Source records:

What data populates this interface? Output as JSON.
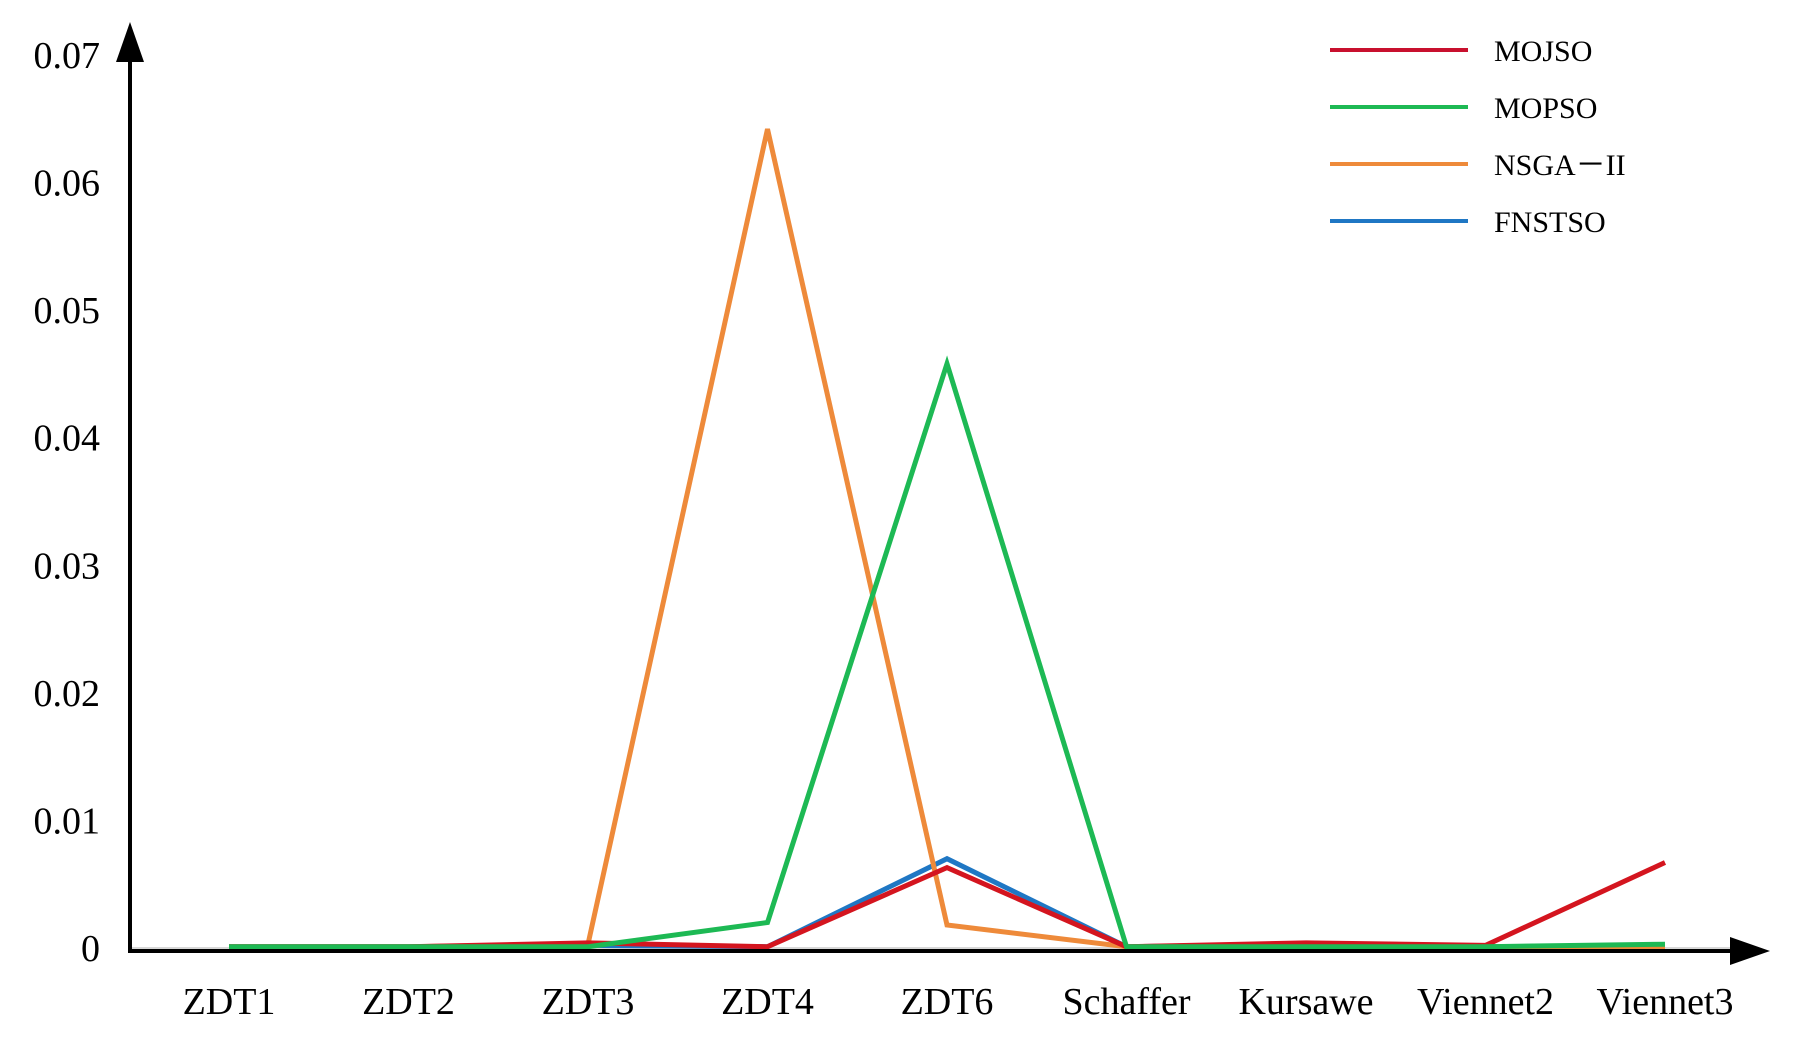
{
  "chart_data": {
    "type": "line",
    "title": "",
    "xlabel": "",
    "ylabel": "",
    "categories": [
      "ZDT1",
      "ZDT2",
      "ZDT3",
      "ZDT4",
      "ZDT6",
      "Schaffer",
      "Kursawe",
      "Viennet2",
      "Viennet3"
    ],
    "ylim": [
      0,
      0.07
    ],
    "yticks": [
      0,
      0.01,
      0.02,
      0.03,
      0.04,
      0.05,
      0.06,
      0.07
    ],
    "ytick_labels": [
      "0",
      "0.01",
      "0.02",
      "0.03",
      "0.04",
      "0.05",
      "0.06",
      "0.07"
    ],
    "grid": false,
    "legend_position": "top-right",
    "series": [
      {
        "name": "MOJSO",
        "color": "#d4151f",
        "legend_color": "#c8102e",
        "values": [
          0.0001,
          0.0001,
          0.0004,
          0.0001,
          0.0063,
          0.0001,
          0.0004,
          0.0002,
          0.0067
        ]
      },
      {
        "name": "MOPSO",
        "color": "#1db954",
        "legend_color": "#1db954",
        "values": [
          0.0001,
          0.0001,
          0.0001,
          0.002,
          0.0458,
          0.0001,
          0.0001,
          0.0001,
          0.0003
        ]
      },
      {
        "name": "NSGA－II",
        "color": "#ee8a3a",
        "legend_color": "#ee8a3a",
        "values": [
          0.0001,
          0.0001,
          0.0003,
          0.0642,
          0.0018,
          0.0001,
          0.0001,
          0.0001,
          0.0001
        ]
      },
      {
        "name": "FNSTSO",
        "color": "#1f77c4",
        "legend_color": "#1f77c4",
        "values": [
          0.0001,
          0.0001,
          0.0002,
          0.0001,
          0.007,
          0.0001,
          0.0003,
          0.0001,
          0.0001
        ]
      }
    ],
    "draw_order": [
      "FNSTSO",
      "NSGA－II",
      "MOJSO",
      "MOPSO"
    ]
  }
}
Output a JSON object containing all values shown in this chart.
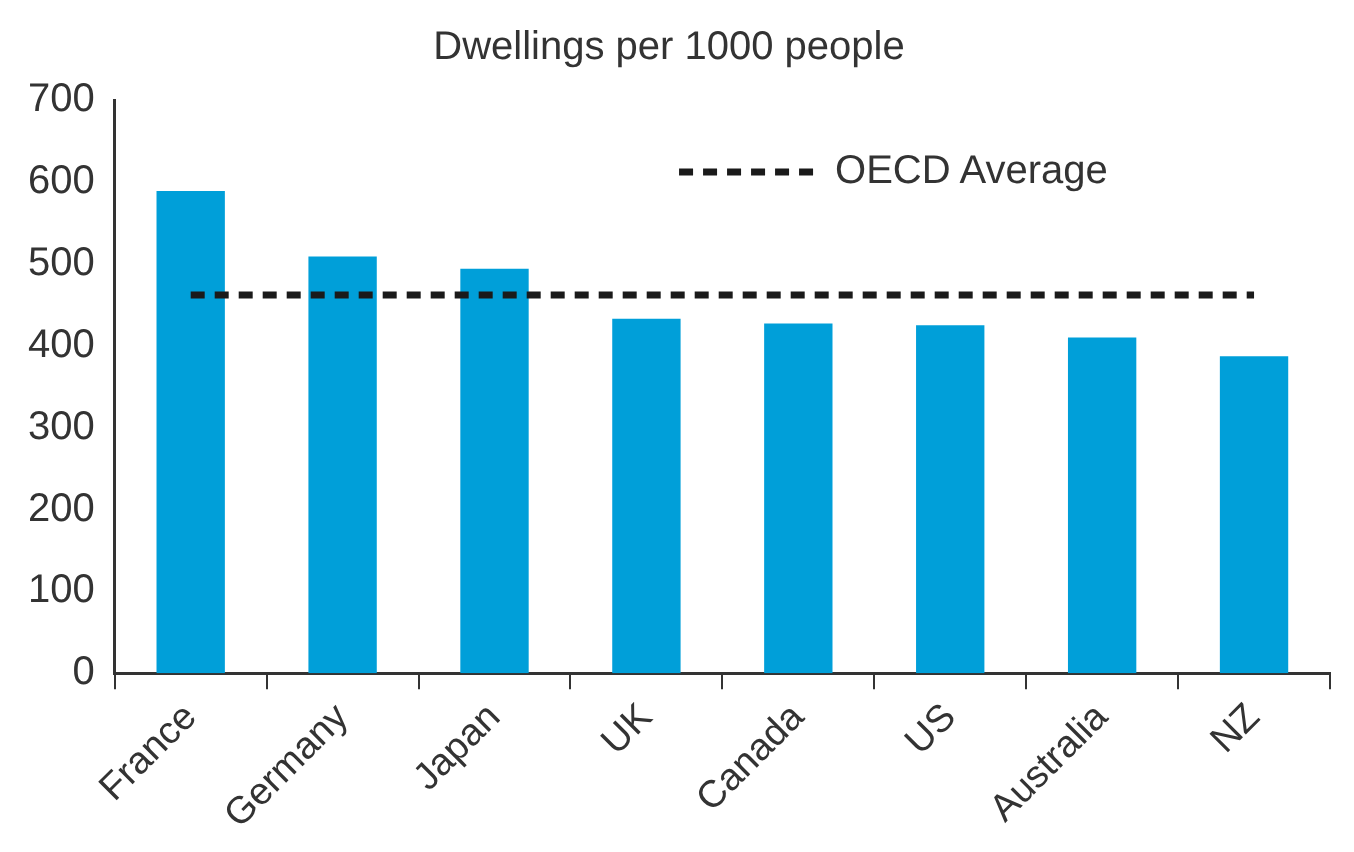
{
  "chart_data": {
    "type": "bar",
    "title": "Dwellings per 1000 people",
    "categories": [
      "France",
      "Germany",
      "Japan",
      "UK",
      "Canada",
      "US",
      "Australia",
      "NZ"
    ],
    "series": [
      {
        "color": "#009fd9",
        "values": [
          589,
          509,
          494,
          433,
          427,
          425,
          410,
          387
        ]
      },
      {
        "type": "line",
        "name": "OECD Average",
        "color": "#1a1a1a",
        "line_style": "dashed",
        "marker": "none",
        "values": [
          462,
          462,
          462,
          462,
          462,
          462,
          462,
          462
        ]
      }
    ],
    "ylim": [
      0,
      700
    ],
    "yticks": [
      0,
      100,
      200,
      300,
      400,
      500,
      600,
      700
    ],
    "grid": false,
    "legend": "top right"
  }
}
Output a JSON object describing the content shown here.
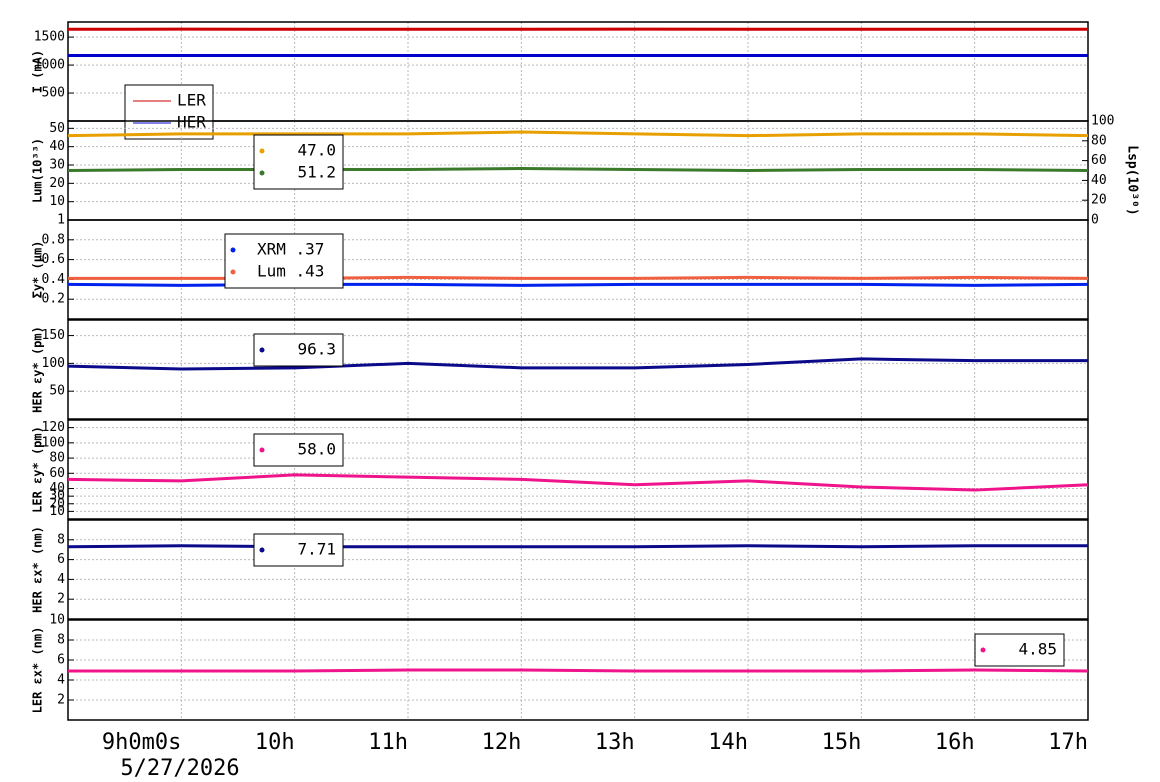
{
  "chart_data": [
    {
      "type": "line",
      "ylabel": "I (mA)",
      "x": [
        8,
        9,
        10,
        11,
        12,
        13,
        14,
        15,
        16,
        17
      ],
      "ylim": [
        0,
        1770
      ],
      "yticks": [
        500,
        1000,
        1500
      ],
      "series": [
        {
          "name": "LER",
          "color": "#cc0000",
          "values": [
            1640,
            1642,
            1640,
            1641,
            1640,
            1642,
            1641,
            1640,
            1641,
            1641
          ]
        },
        {
          "name": "HER",
          "color": "#0000cc",
          "values": [
            1170,
            1171,
            1170,
            1170,
            1171,
            1170,
            1170,
            1171,
            1170,
            1170
          ]
        }
      ]
    },
    {
      "type": "line",
      "ylabel": "Lum(10³³)",
      "y2label": "Lsp(10³⁰)",
      "x": [
        8,
        9,
        10,
        11,
        12,
        13,
        14,
        15,
        16,
        17
      ],
      "ylim": [
        0,
        54
      ],
      "yticks": [
        10,
        20,
        30,
        40,
        50
      ],
      "y2lim": [
        0,
        100
      ],
      "y2ticks": [
        0,
        20,
        40,
        60,
        80,
        100
      ],
      "series": [
        {
          "name": "47.0",
          "color": "#e8a000",
          "values": [
            46,
            47,
            47,
            47,
            48,
            47,
            46,
            47,
            47,
            46
          ]
        },
        {
          "name": "51.2",
          "color": "#3a7a2a",
          "axis": "y2",
          "values": [
            50,
            51,
            51,
            51,
            52,
            51,
            50,
            51,
            51,
            50
          ]
        }
      ]
    },
    {
      "type": "line",
      "ylabel": "Σy* (μm)",
      "x": [
        8,
        9,
        10,
        11,
        12,
        13,
        14,
        15,
        16,
        17
      ],
      "ylim": [
        0,
        1
      ],
      "yticks": [
        0.2,
        0.4,
        0.6,
        0.8,
        1
      ],
      "series": [
        {
          "name": "XRM  .37",
          "color": "#0022ee",
          "values": [
            0.35,
            0.34,
            0.35,
            0.35,
            0.34,
            0.35,
            0.35,
            0.35,
            0.34,
            0.35
          ]
        },
        {
          "name": "Lum  .43",
          "color": "#f06040",
          "values": [
            0.41,
            0.41,
            0.41,
            0.42,
            0.41,
            0.41,
            0.42,
            0.41,
            0.42,
            0.41
          ]
        }
      ]
    },
    {
      "type": "line",
      "ylabel": "HER εy* (pm)",
      "x": [
        8,
        9,
        10,
        11,
        12,
        13,
        14,
        15,
        16,
        17
      ],
      "ylim": [
        0,
        178
      ],
      "yticks": [
        50,
        100,
        150
      ],
      "series": [
        {
          "name": "96.3",
          "color": "#0a0a8a",
          "values": [
            95,
            90,
            92,
            100,
            92,
            92,
            98,
            108,
            105,
            105
          ]
        }
      ]
    },
    {
      "type": "line",
      "ylabel": "LER εy* (pm)",
      "x": [
        8,
        9,
        10,
        11,
        12,
        13,
        14,
        15,
        16,
        17
      ],
      "ylim": [
        0,
        130
      ],
      "yticks": [
        10,
        20,
        30,
        40,
        60,
        80,
        100,
        120
      ],
      "series": [
        {
          "name": "58.0",
          "color": "#f0148c",
          "values": [
            52,
            50,
            58,
            55,
            52,
            45,
            50,
            42,
            38,
            45
          ]
        }
      ]
    },
    {
      "type": "line",
      "ylabel": "HER εx* (nm)",
      "x": [
        8,
        9,
        10,
        11,
        12,
        13,
        14,
        15,
        16,
        17
      ],
      "ylim": [
        0,
        10
      ],
      "yticks": [
        2,
        4,
        6,
        8
      ],
      "series": [
        {
          "name": "7.71",
          "color": "#0a0a8a",
          "values": [
            7.3,
            7.4,
            7.3,
            7.3,
            7.3,
            7.3,
            7.4,
            7.3,
            7.4,
            7.4
          ]
        }
      ]
    },
    {
      "type": "line",
      "ylabel": "LER εx* (nm)",
      "x": [
        8,
        9,
        10,
        11,
        12,
        13,
        14,
        15,
        16,
        17
      ],
      "ylim": [
        0,
        10
      ],
      "yticks": [
        2,
        4,
        6,
        8,
        10
      ],
      "series": [
        {
          "name": "4.85",
          "color": "#f0148c",
          "values": [
            4.9,
            4.9,
            4.9,
            5.0,
            5.0,
            4.9,
            4.9,
            4.9,
            5.0,
            4.9
          ]
        }
      ],
      "xlim": [
        8,
        17
      ],
      "xticks": [
        {
          "value": 9,
          "label": "9h0m0s"
        },
        {
          "value": 10,
          "label": "10h"
        },
        {
          "value": 11,
          "label": "11h"
        },
        {
          "value": 12,
          "label": "12h"
        },
        {
          "value": 13,
          "label": "13h"
        },
        {
          "value": 14,
          "label": "14h"
        },
        {
          "value": 15,
          "label": "15h"
        },
        {
          "value": 16,
          "label": "16h"
        },
        {
          "value": 17,
          "label": "17h"
        }
      ],
      "date": "5/27/2026"
    }
  ]
}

**Requirement**
Write out the entries above verbatim; the pictures do not belong in your copy.

**Result for this exercise**
What data populates this interface? Output as JSON.
{
  "chart_data": {
    "type": "line",
    "title": "",
    "xlabel": "",
    "ylabel": "",
    "categories": [
      "ZDT1",
      "ZDT2",
      "ZDT3",
      "ZDT4",
      "ZDT6",
      "Schaffer",
      "Kursawe",
      "Viennet2",
      "Viennet3"
    ],
    "ylim": [
      0,
      0.07
    ],
    "yticks": [
      0,
      0.01,
      0.02,
      0.03,
      0.04,
      0.05,
      0.06,
      0.07
    ],
    "ytick_labels": [
      "0",
      "0.01",
      "0.02",
      "0.03",
      "0.04",
      "0.05",
      "0.06",
      "0.07"
    ],
    "grid": false,
    "legend_position": "top-right",
    "series": [
      {
        "name": "MOJSO",
        "color": "#d4151f",
        "legend_color": "#c8102e",
        "values": [
          0.0001,
          0.0001,
          0.0004,
          0.0001,
          0.0063,
          0.0001,
          0.0004,
          0.0002,
          0.0067
        ]
      },
      {
        "name": "MOPSO",
        "color": "#1db954",
        "legend_color": "#1db954",
        "values": [
          0.0001,
          0.0001,
          0.0001,
          0.002,
          0.0458,
          0.0001,
          0.0001,
          0.0001,
          0.0003
        ]
      },
      {
        "name": "NSGA－II",
        "color": "#ee8a3a",
        "legend_color": "#ee8a3a",
        "values": [
          0.0001,
          0.0001,
          0.0003,
          0.0642,
          0.0018,
          0.0001,
          0.0001,
          0.0001,
          0.0001
        ]
      },
      {
        "name": "FNSTSO",
        "color": "#1f77c4",
        "legend_color": "#1f77c4",
        "values": [
          0.0001,
          0.0001,
          0.0002,
          0.0001,
          0.007,
          0.0001,
          0.0003,
          0.0001,
          0.0001
        ]
      }
    ],
    "draw_order": [
      "FNSTSO",
      "NSGA－II",
      "MOJSO",
      "MOPSO"
    ]
  }
}
Output a JSON object containing all values shown in this chart.
{
  "chart_data": {
    "type": "bar",
    "title": "Dwellings per 1000 people",
    "categories": [
      "France",
      "Germany",
      "Japan",
      "UK",
      "Canada",
      "US",
      "Australia",
      "NZ"
    ],
    "series": [
      {
        "color": "#009fd9",
        "values": [
          589,
          509,
          494,
          433,
          427,
          425,
          410,
          387
        ]
      },
      {
        "type": "line",
        "name": "OECD Average",
        "color": "#1a1a1a",
        "line_style": "dashed",
        "marker": "none",
        "values": [
          462,
          462,
          462,
          462,
          462,
          462,
          462,
          462
        ]
      }
    ],
    "ylim": [
      0,
      700
    ],
    "yticks": [
      0,
      100,
      200,
      300,
      400,
      500,
      600,
      700
    ],
    "grid": false,
    "legend": "top right"
  }
}
Output a JSON object describing the content shown here.
{
  "chart_data": [
    {
      "type": "line",
      "ylabel": "I (mA)",
      "x": [
        8,
        9,
        10,
        11,
        12,
        13,
        14,
        15,
        16,
        17
      ],
      "ylim": [
        0,
        1770
      ],
      "yticks": [
        500,
        1000,
        1500
      ],
      "series": [
        {
          "name": "LER",
          "color": "#cc0000",
          "values": [
            1640,
            1642,
            1640,
            1641,
            1640,
            1642,
            1641,
            1640,
            1641,
            1641
          ]
        },
        {
          "name": "HER",
          "color": "#0000cc",
          "values": [
            1170,
            1171,
            1170,
            1170,
            1171,
            1170,
            1170,
            1171,
            1170,
            1170
          ]
        }
      ]
    },
    {
      "type": "line",
      "ylabel": "Lum(10³³)",
      "y2label": "Lsp(10³⁰)",
      "x": [
        8,
        9,
        10,
        11,
        12,
        13,
        14,
        15,
        16,
        17
      ],
      "ylim": [
        0,
        54
      ],
      "yticks": [
        10,
        20,
        30,
        40,
        50
      ],
      "y2lim": [
        0,
        100
      ],
      "y2ticks": [
        0,
        20,
        40,
        60,
        80,
        100
      ],
      "series": [
        {
          "name": "47.0",
          "color": "#e8a000",
          "values": [
            46,
            47,
            47,
            47,
            48,
            47,
            46,
            47,
            47,
            46
          ]
        },
        {
          "name": "51.2",
          "color": "#3a7a2a",
          "axis": "y2",
          "values": [
            50,
            51,
            51,
            51,
            52,
            51,
            50,
            51,
            51,
            50
          ]
        }
      ]
    },
    {
      "type": "line",
      "ylabel": "Σy* (μm)",
      "x": [
        8,
        9,
        10,
        11,
        12,
        13,
        14,
        15,
        16,
        17
      ],
      "ylim": [
        0,
        1
      ],
      "yticks": [
        0.2,
        0.4,
        0.6,
        0.8,
        1
      ],
      "series": [
        {
          "name": "XRM  .37",
          "color": "#0022ee",
          "values": [
            0.35,
            0.34,
            0.35,
            0.35,
            0.34,
            0.35,
            0.35,
            0.35,
            0.34,
            0.35
          ]
        },
        {
          "name": "Lum  .43",
          "color": "#f06040",
          "values": [
            0.41,
            0.41,
            0.41,
            0.42,
            0.41,
            0.41,
            0.42,
            0.41,
            0.42,
            0.41
          ]
        }
      ]
    },
    {
      "type": "line",
      "ylabel": "HER εy* (pm)",
      "x": [
        8,
        9,
        10,
        11,
        12,
        13,
        14,
        15,
        16,
        17
      ],
      "ylim": [
        0,
        178
      ],
      "yticks": [
        50,
        100,
        150
      ],
      "series": [
        {
          "name": "96.3",
          "color": "#0a0a8a",
          "values": [
            95,
            90,
            92,
            100,
            92,
            92,
            98,
            108,
            105,
            105
          ]
        }
      ]
    },
    {
      "type": "line",
      "ylabel": "LER εy* (pm)",
      "x": [
        8,
        9,
        10,
        11,
        12,
        13,
        14,
        15,
        16,
        17
      ],
      "ylim": [
        0,
        130
      ],
      "yticks": [
        10,
        20,
        30,
        40,
        60,
        80,
        100,
        120
      ],
      "series": [
        {
          "name": "58.0",
          "color": "#f0148c",
          "values": [
            52,
            50,
            58,
            55,
            52,
            45,
            50,
            42,
            38,
            45
          ]
        }
      ]
    },
    {
      "type": "line",
      "ylabel": "HER εx* (nm)",
      "x": [
        8,
        9,
        10,
        11,
        12,
        13,
        14,
        15,
        16,
        17
      ],
      "ylim": [
        0,
        10
      ],
      "yticks": [
        2,
        4,
        6,
        8
      ],
      "series": [
        {
          "name": "7.71",
          "color": "#0a0a8a",
          "values": [
            7.3,
            7.4,
            7.3,
            7.3,
            7.3,
            7.3,
            7.4,
            7.3,
            7.4,
            7.4
          ]
        }
      ]
    },
    {
      "type": "line",
      "ylabel": "LER εx* (nm)",
      "x": [
        8,
        9,
        10,
        11,
        12,
        13,
        14,
        15,
        16,
        17
      ],
      "ylim": [
        0,
        10
      ],
      "yticks": [
        2,
        4,
        6,
        8,
        10
      ],
      "series": [
        {
          "name": "4.85",
          "color": "#f0148c",
          "values": [
            4.9,
            4.9,
            4.9,
            5.0,
            5.0,
            4.9,
            4.9,
            4.9,
            5.0,
            4.9
          ]
        }
      ],
      "xlim": [
        8,
        17
      ],
      "xticks": [
        {
          "value": 9,
          "label": "9h0m0s"
        },
        {
          "value": 10,
          "label": "10h"
        },
        {
          "value": 11,
          "label": "11h"
        },
        {
          "value": 12,
          "label": "12h"
        },
        {
          "value": 13,
          "label": "13h"
        },
        {
          "value": 14,
          "label": "14h"
        },
        {
          "value": 15,
          "label": "15h"
        },
        {
          "value": 16,
          "label": "16h"
        },
        {
          "value": 17,
          "label": "17h"
        }
      ],
      "date": "5/27/2026"
    }
  ]
}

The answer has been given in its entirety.